[Records from a collection]
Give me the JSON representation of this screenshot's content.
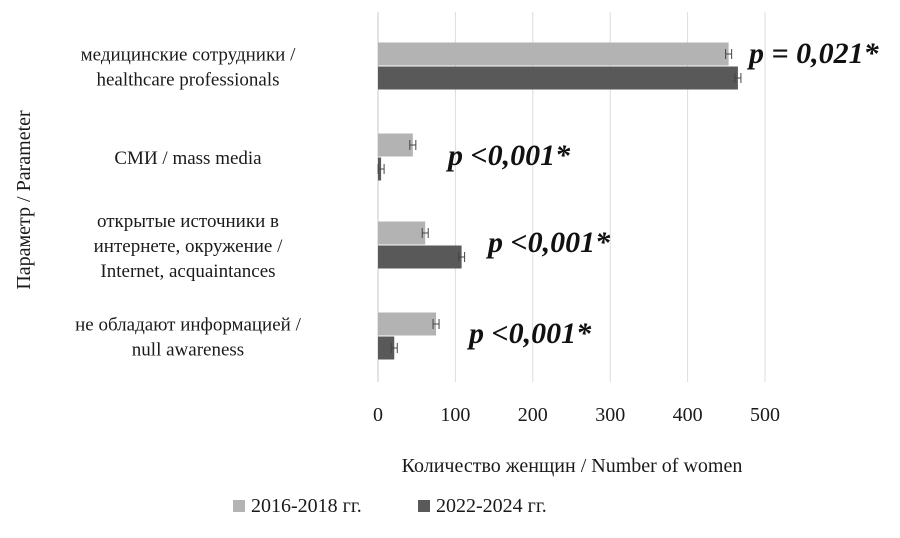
{
  "chart_data": {
    "type": "bar",
    "orientation": "horizontal",
    "xlabel": "Количество женщин / Number of women",
    "ylabel": "Параметр / Parameter",
    "xlim": [
      0,
      500
    ],
    "xticks": [
      "0",
      "100",
      "200",
      "300",
      "400",
      "500"
    ],
    "grid": true,
    "legend_position": "bottom",
    "categories": [
      [
        "медицинские сотрудники /",
        "healthcare professionals"
      ],
      [
        "СМИ / mass media"
      ],
      [
        "открытые источники в",
        "интернете, окружение /",
        "Internet, acquaintances"
      ],
      [
        "не обладают информацией /",
        "null awareness"
      ]
    ],
    "series": [
      {
        "name": "2016-2018 гг.",
        "color": "#b3b3b3",
        "values": [
          453,
          45,
          61,
          75
        ]
      },
      {
        "name": "2022-2024 гг.",
        "color": "#595959",
        "values": [
          465,
          4,
          108,
          21
        ]
      }
    ],
    "error_bars": true,
    "annotations": [
      "p = 0,021*",
      "p <0,001*",
      "p <0,001*",
      "p <0,001*"
    ]
  }
}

-- TASK REQUIREMENTS --
From the material above, copy everything exactly but the pictures.

-- EXERCISE OUTPUT --
Give me the JSON representation of this screenshot's content.
{
  "chart_data": {
    "type": "bar",
    "orientation": "horizontal",
    "xlabel": "Количество женщин / Number of women",
    "ylabel": "Параметр / Parameter",
    "xlim": [
      0,
      500
    ],
    "xticks": [
      "0",
      "100",
      "200",
      "300",
      "400",
      "500"
    ],
    "grid": true,
    "legend_position": "bottom",
    "categories": [
      [
        "медицинские сотрудники /",
        "healthcare professionals"
      ],
      [
        "СМИ / mass media"
      ],
      [
        "открытые источники в",
        "интернете, окружение /",
        "Internet, acquaintances"
      ],
      [
        "не обладают информацией /",
        "null awareness"
      ]
    ],
    "series": [
      {
        "name": "2016-2018 гг.",
        "color": "#b3b3b3",
        "values": [
          453,
          45,
          61,
          75
        ]
      },
      {
        "name": "2022-2024 гг.",
        "color": "#595959",
        "values": [
          465,
          4,
          108,
          21
        ]
      }
    ],
    "error_bars": true,
    "annotations": [
      "p = 0,021*",
      "p <0,001*",
      "p <0,001*",
      "p <0,001*"
    ]
  }
}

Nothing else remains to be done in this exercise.